- **What you should do**:
Find and copy each line of the records where the string "relationship" shows up.

- **Given entries**:
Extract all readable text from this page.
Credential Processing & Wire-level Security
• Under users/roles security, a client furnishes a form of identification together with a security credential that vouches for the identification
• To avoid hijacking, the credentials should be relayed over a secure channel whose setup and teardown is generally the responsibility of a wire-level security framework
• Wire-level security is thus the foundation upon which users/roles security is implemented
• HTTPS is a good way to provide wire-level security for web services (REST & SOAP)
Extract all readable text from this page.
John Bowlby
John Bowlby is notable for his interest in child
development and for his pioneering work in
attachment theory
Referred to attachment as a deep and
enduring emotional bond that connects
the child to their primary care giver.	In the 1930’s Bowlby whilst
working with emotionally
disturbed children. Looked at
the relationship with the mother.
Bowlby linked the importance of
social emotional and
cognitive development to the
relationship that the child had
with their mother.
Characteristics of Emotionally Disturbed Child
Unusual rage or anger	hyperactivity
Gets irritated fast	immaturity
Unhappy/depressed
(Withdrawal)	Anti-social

- **Full response**:
the relationship with the mother.
relationship that the child had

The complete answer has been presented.